Reproduce the records below in full and word for word, excluding pictures.

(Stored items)
(begin)

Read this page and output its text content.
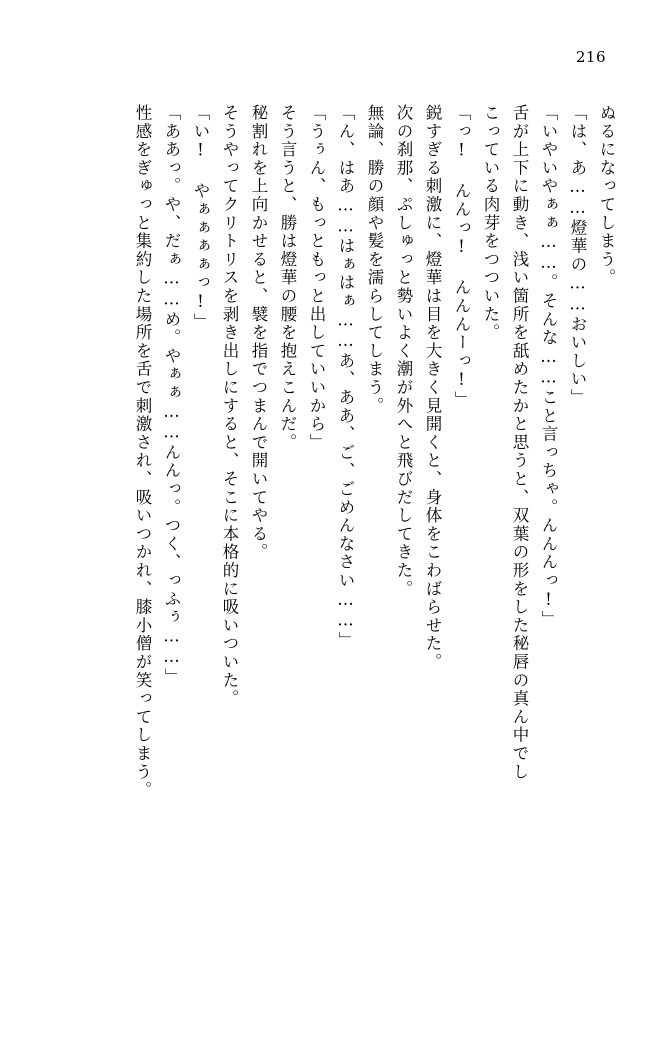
216
ぬるになってしまう。
「は、あ……燈華の……おいしい」
「いやいやぁぁ……。そんな……こと言っちゃ。んんんっ!」
舌が上下に動き、浅い箇所を舐めたかと思うと、双葉の形をした秘唇の真ん中でし
こっている肉芽をつついた。
「っ! んんっ! んんんーっ!」
鋭すぎる刺激に、燈華は目を大きく見開くと、身体をこわばらせた。
次の刹那、ぷしゅっと勢いよく潮が外へと飛びだしてきた。
無論、勝の顔や髪を濡らしてしまう。
「ん、はあ……はぁはぁ……あ、ああ、ご、ごめんなさい……」
「うぅん、もっともっと出していいから」
そう言うと、勝は燈華の腰を抱えこんだ。
秘割れを上向かせると、襞を指でつまんで開いてやる。
そうやってクリトリスを剥き出しにすると、そこに本格的に吸いついた。
「い! やぁぁぁぁっ!」
「ああっ。や、だぁ……め。やぁぁ……んんっ。つく、っふぅ……」
性感をぎゅっと集約した場所を舌で刺激され、吸いつかれ、膝小僧が笑ってしまう。
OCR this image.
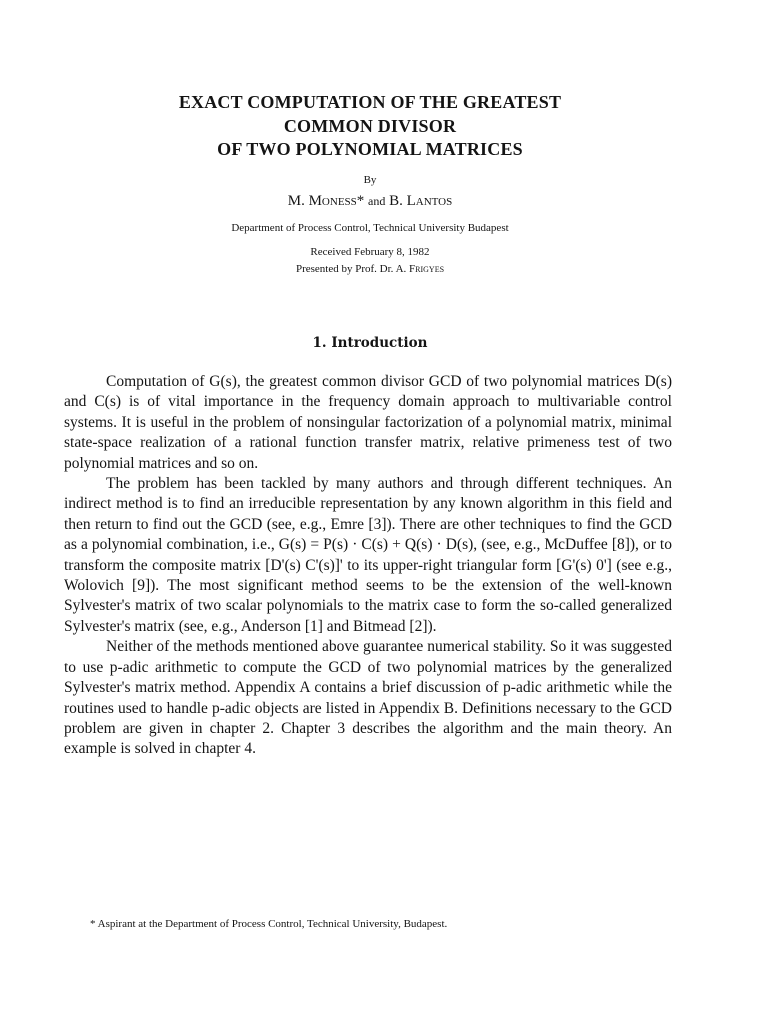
EXACT COMPUTATION OF THE GREATEST
COMMON DIVISOR
OF TWO POLYNOMIAL MATRICES
By
M. Moness* and B. Lantos
Department of Process Control, Technical University Budapest
Received February 8, 1982
Presented by Prof. Dr. A. Frigyes
1. Introduction

Computation of G(s), the greatest common divisor GCD of two polynomial matrices D(s) and C(s) is of vital importance in the frequency domain approach to multivariable control systems. It is useful in the problem of nonsingular factorization of a polynomial matrix, minimal state-space realization of a rational function transfer matrix, relative primeness test of two polynomial matrices and so on.

The problem has been tackled by many authors and through different techniques. An indirect method is to find an irreducible representation by any known algorithm in this field and then return to find out the GCD (see, e.g., Emre [3]). There are other techniques to find the GCD as a polynomial combination, i.e., G(s) = P(s) · C(s) + Q(s) · D(s), (see, e.g., McDuffee [8]), or to transform the composite matrix [D'(s) C'(s)]' to its upper-right triangular form [G'(s) 0'] (see e.g., Wolovich [9]). The most significant method seems to be the extension of the well-known Sylvester's matrix of two scalar polynomials to the matrix case to form the so-called generalized Sylvester's matrix (see, e.g., Anderson [1] and Bitmead [2]).

Neither of the methods mentioned above guarantee numerical stability. So it was suggested to use p-adic arithmetic to compute the GCD of two polynomial matrices by the generalized Sylvester's matrix method. Appendix A contains a brief discussion of p-adic arithmetic while the routines used to handle p-adic objects are listed in Appendix B. Definitions necessary to the GCD problem are given in chapter 2. Chapter 3 describes the algorithm and the main theory. An example is solved in chapter 4.

* Aspirant at the Department of Process Control, Technical University, Budapest.
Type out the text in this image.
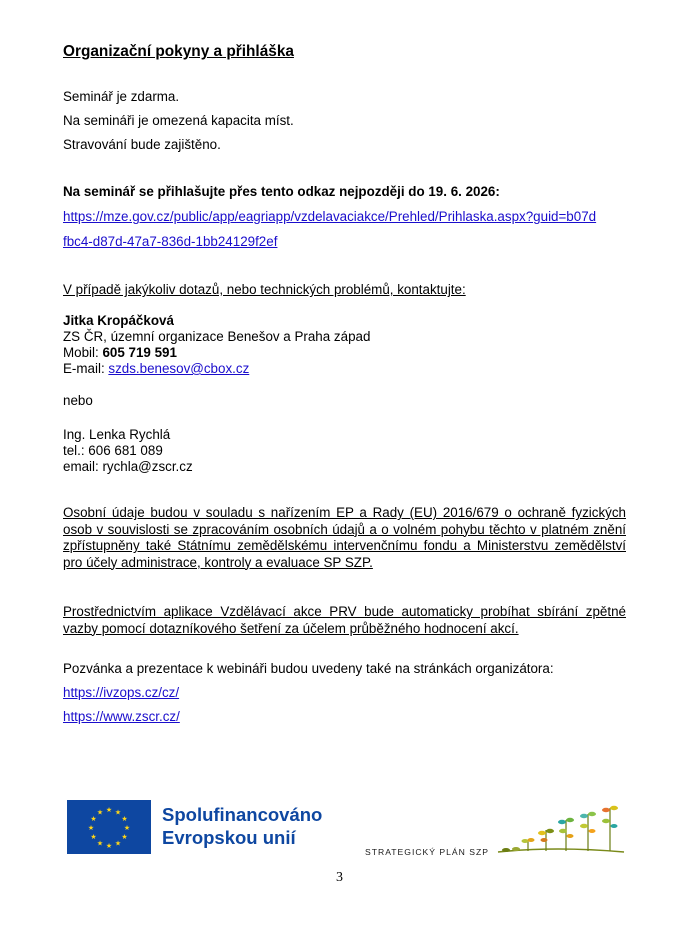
Organizační pokyny a přihláška
Seminář je zdarma.
Na semináři je omezená kapacita míst.
Stravování bude zajištěno.
Na seminář se přihlašujte přes tento odkaz nejpozději do 19. 6. 2026:
https://mze.gov.cz/public/app/eagriapp/vzdelavaciakce/Prehled/Prihlaska.aspx?guid=b07d
fbc4-d87d-47a7-836d-1bb24129f2ef
V případě jakýkoliv dotazů, nebo technických problémů, kontaktujte:
Jitka Kropáčková
ZS ČR, územní organizace Benešov a Praha západ
Mobil: 605 719 591
E-mail: szds.benesov@cbox.cz
nebo
Ing. Lenka Rychlá
tel.: 606 681 089
email: rychla@zscr.cz
Osobní údaje budou v souladu s nařízením EP a Rady (EU) 2016/679 o ochraně fyzických osob v souvislosti se zpracováním osobních údajů a o volném pohybu těchto v platném znění zpřístupněny také Státnímu zemědělskému intervenčnímu fondu a Ministerstvu zemědělství pro účely administrace, kontroly a evaluace SP SZP.
Prostřednictvím aplikace Vzdělávací akce PRV bude automaticky probíhat sbírání zpětné vazby pomocí dotazníkového šetření za účelem průběžného hodnocení akcí.
Pozvánka a prezentace k webináři budou uvedeny také na stránkách organizátora:
https://ivzops.cz/cz/
https://www.zscr.cz/
★ ★
★
★
★
★
★
★
★
★
★
★	Spolufinancováno
Evropskou unií
STRATEGICKÝ PLÁN SZP
3
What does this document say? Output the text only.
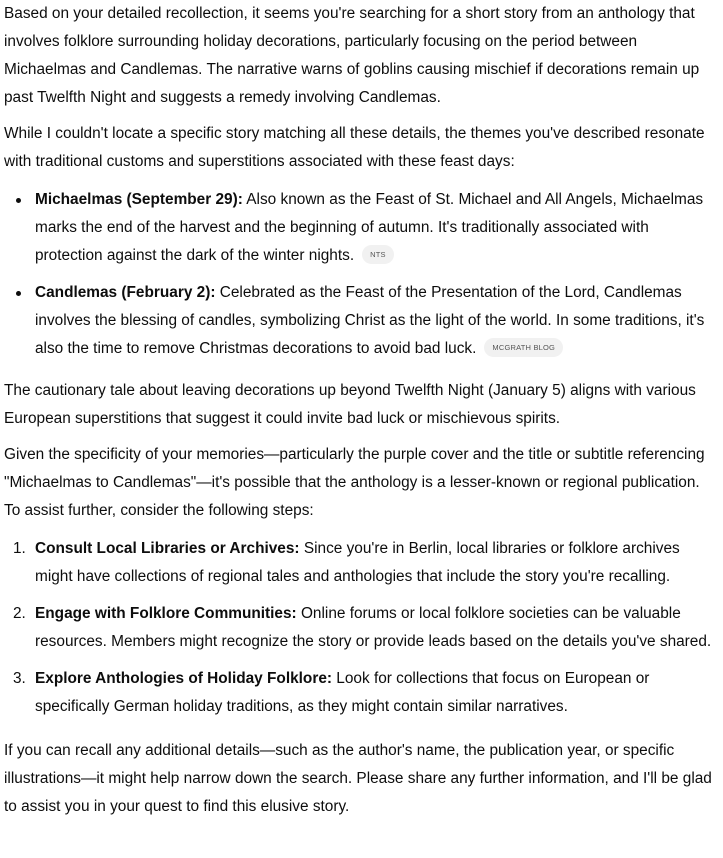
Based on your detailed recollection, it seems you're searching for a short story from an anthology that involves folklore surrounding holiday decorations, particularly focusing on the period between Michaelmas and Candlemas. The narrative warns of goblins causing mischief if decorations remain up past Twelfth Night and suggests a remedy involving Candlemas.

While I couldn't locate a specific story matching all these details, the themes you've described resonate with traditional customs and superstitions associated with these feast days:

Michaelmas (September 29): Also known as the Feast of St. Michael and All Angels, Michaelmas marks the end of the harvest and the beginning of autumn. It's traditionally associated with protection against the dark of the winter nights. NTS
Candlemas (February 2): Celebrated as the Feast of the Presentation of the Lord, Candlemas involves the blessing of candles, symbolizing Christ as the light of the world. In some traditions, it's also the time to remove Christmas decorations to avoid bad luck. MCGRATH BLOG

The cautionary tale about leaving decorations up beyond Twelfth Night (January 5) aligns with various European superstitions that suggest it could invite bad luck or mischievous spirits.

Given the specificity of your memories—particularly the purple cover and the title or subtitle referencing "Michaelmas to Candlemas"—it's possible that the anthology is a lesser-known or regional publication. To assist further, consider the following steps:

1. Consult Local Libraries or Archives: Since you're in Berlin, local libraries or folklore archives might have collections of regional tales and anthologies that include the story you're recalling.
2. Engage with Folklore Communities: Online forums or local folklore societies can be valuable resources. Members might recognize the story or provide leads based on the details you've shared.
3. Explore Anthologies of Holiday Folklore: Look for collections that focus on European or specifically German holiday traditions, as they might contain similar narratives.

If you can recall any additional details—such as the author's name, the publication year, or specific illustrations—it might help narrow down the search. Please share any further information, and I'll be glad to assist you in your quest to find this elusive story.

(end)

- Solution to this task
Read this page and output its text content.
216
ぬるになってしまう。
「は、あ……燈華の……おいしい」
「いやいやぁぁ……。そんな……こと言っちゃ。んんんっ!」
舌が上下に動き、浅い箇所を舐めたかと思うと、双葉の形をした秘唇の真ん中でし
こっている肉芽をつついた。
「っ! んんっ! んんんーっ!」
鋭すぎる刺激に、燈華は目を大きく見開くと、身体をこわばらせた。
次の刹那、ぷしゅっと勢いよく潮が外へと飛びだしてきた。
無論、勝の顔や髪を濡らしてしまう。
「ん、はあ……はぁはぁ……あ、ああ、ご、ごめんなさい……」
「うぅん、もっともっと出していいから」
そう言うと、勝は燈華の腰を抱えこんだ。
秘割れを上向かせると、襞を指でつまんで開いてやる。
そうやってクリトリスを剥き出しにすると、そこに本格的に吸いついた。
「い! やぁぁぁぁっ!」
「ああっ。や、だぁ……め。やぁぁ……んんっ。つく、っふぅ……」
性感をぎゅっと集約した場所を舌で刺激され、吸いつかれ、膝小僧が笑ってしまう。
OCR this image.
EXACT COMPUTATION OF THE GREATEST
COMMON DIVISOR
OF TWO POLYNOMIAL MATRICES
By
M. Moness* and B. Lantos
Department of Process Control, Technical University Budapest
Received February 8, 1982
Presented by Prof. Dr. A. Frigyes
1. Introduction

Computation of G(s), the greatest common divisor GCD of two polynomial matrices D(s) and C(s) is of vital importance in the frequency domain approach to multivariable control systems. It is useful in the problem of nonsingular factorization of a polynomial matrix, minimal state-space realization of a rational function transfer matrix, relative primeness test of two polynomial matrices and so on.

The problem has been tackled by many authors and through different techniques. An indirect method is to find an irreducible representation by any known algorithm in this field and then return to find out the GCD (see, e.g., Emre [3]). There are other techniques to find the GCD as a polynomial combination, i.e., G(s) = P(s) · C(s) + Q(s) · D(s), (see, e.g., McDuffee [8]), or to transform the composite matrix [D'(s) C'(s)]' to its upper-right triangular form [G'(s) 0'] (see e.g., Wolovich [9]). The most significant method seems to be the extension of the well-known Sylvester's matrix of two scalar polynomials to the matrix case to form the so-called generalized Sylvester's matrix (see, e.g., Anderson [1] and Bitmead [2]).

Neither of the methods mentioned above guarantee numerical stability. So it was suggested to use p-adic arithmetic to compute the GCD of two polynomial matrices by the generalized Sylvester's matrix method. Appendix A contains a brief discussion of p-adic arithmetic while the routines used to handle p-adic objects are listed in Appendix B. Definitions necessary to the GCD problem are given in chapter 2. Chapter 3 describes the algorithm and the main theory. An example is solved in chapter 4.

* Aspirant at the Department of Process Control, Technical University, Budapest.
Type out the text in this image.
Organizační pokyny a přihláška
Seminář je zdarma.
Na semináři je omezená kapacita míst.
Stravování bude zajištěno.
Na seminář se přihlašujte přes tento odkaz nejpozději do 19. 6. 2026:
https://mze.gov.cz/public/app/eagriapp/vzdelavaciakce/Prehled/Prihlaska.aspx?guid=b07d
fbc4-d87d-47a7-836d-1bb24129f2ef
V případě jakýkoliv dotazů, nebo technických problémů, kontaktujte:
Jitka Kropáčková
ZS ČR, územní organizace Benešov a Praha západ
Mobil: 605 719 591
E-mail: szds.benesov@cbox.cz
nebo
Ing. Lenka Rychlá
tel.: 606 681 089
email: rychla@zscr.cz
Osobní údaje budou v souladu s nařízením EP a Rady (EU) 2016/679 o ochraně fyzických osob v souvislosti se zpracováním osobních údajů a o volném pohybu těchto v platném znění zpřístupněny také Státnímu zemědělskému intervenčnímu fondu a Ministerstvu zemědělství pro účely administrace, kontroly a evaluace SP SZP.
Prostřednictvím aplikace Vzdělávací akce PRV bude automaticky probíhat sbírání zpětné vazby pomocí dotazníkového šetření za účelem průběžného hodnocení akcí.
Pozvánka a prezentace k webináři budou uvedeny také na stránkách organizátora:
https://ivzops.cz/cz/
https://www.zscr.cz/
★ ★
★
★
★
★
★
★
★
★
★
★	Spolufinancováno
Evropskou unií
STRATEGICKÝ PLÁN SZP
3
What does this document say? Output the text only.
Based on your detailed recollection, it seems you're searching for a short story from an anthology that involves folklore surrounding holiday decorations, particularly focusing on the period between Michaelmas and Candlemas. The narrative warns of goblins causing mischief if decorations remain up past Twelfth Night and suggests a remedy involving Candlemas.

While I couldn't locate a specific story matching all these details, the themes you've described resonate with traditional customs and superstitions associated with these feast days:

Michaelmas (September 29): Also known as the Feast of St. Michael and All Angels, Michaelmas marks the end of the harvest and the beginning of autumn. It's traditionally associated with protection against the dark of the winter nights. NTS
Candlemas (February 2): Celebrated as the Feast of the Presentation of the Lord, Candlemas involves the blessing of candles, symbolizing Christ as the light of the world. In some traditions, it's also the time to remove Christmas decorations to avoid bad luck. MCGRATH BLOG

The cautionary tale about leaving decorations up beyond Twelfth Night (January 5) aligns with various European superstitions that suggest it could invite bad luck or mischievous spirits.

Given the specificity of your memories—particularly the purple cover and the title or subtitle referencing "Michaelmas to Candlemas"—it's possible that the anthology is a lesser-known or regional publication. To assist further, consider the following steps:

1. Consult Local Libraries or Archives: Since you're in Berlin, local libraries or folklore archives might have collections of regional tales and anthologies that include the story you're recalling.
2. Engage with Folklore Communities: Online forums or local folklore societies can be valuable resources. Members might recognize the story or provide leads based on the details you've shared.
3. Explore Anthologies of Holiday Folklore: Look for collections that focus on European or specifically German holiday traditions, as they might contain similar narratives.

If you can recall any additional details—such as the author's name, the publication year, or specific illustrations—it might help narrow down the search. Please share any further information, and I'll be glad to assist you in your quest to find this elusive story.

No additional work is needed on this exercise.